Goal:
For each line below that contains the string "this", copy that line.

Supplied material:
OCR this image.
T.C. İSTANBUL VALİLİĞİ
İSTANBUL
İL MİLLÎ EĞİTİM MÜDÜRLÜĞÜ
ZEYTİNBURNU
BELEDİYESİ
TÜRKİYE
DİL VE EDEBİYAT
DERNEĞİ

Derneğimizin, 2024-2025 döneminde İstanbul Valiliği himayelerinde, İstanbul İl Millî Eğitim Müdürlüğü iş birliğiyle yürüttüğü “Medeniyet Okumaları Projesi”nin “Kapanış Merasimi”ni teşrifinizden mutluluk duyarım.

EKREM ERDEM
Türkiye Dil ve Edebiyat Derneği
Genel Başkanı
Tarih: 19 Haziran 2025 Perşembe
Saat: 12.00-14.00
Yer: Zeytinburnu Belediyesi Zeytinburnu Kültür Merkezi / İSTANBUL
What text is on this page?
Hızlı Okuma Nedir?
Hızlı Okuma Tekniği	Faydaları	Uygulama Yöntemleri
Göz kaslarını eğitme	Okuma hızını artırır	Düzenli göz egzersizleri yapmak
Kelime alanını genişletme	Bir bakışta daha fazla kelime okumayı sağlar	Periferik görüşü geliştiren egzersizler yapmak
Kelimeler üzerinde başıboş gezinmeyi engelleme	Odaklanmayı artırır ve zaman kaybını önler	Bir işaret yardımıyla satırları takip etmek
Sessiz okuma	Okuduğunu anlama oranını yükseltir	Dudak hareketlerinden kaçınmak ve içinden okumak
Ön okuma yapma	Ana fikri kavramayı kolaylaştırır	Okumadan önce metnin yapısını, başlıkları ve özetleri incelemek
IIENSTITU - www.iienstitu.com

Solved problem:
OCR this image.
What text is on this page?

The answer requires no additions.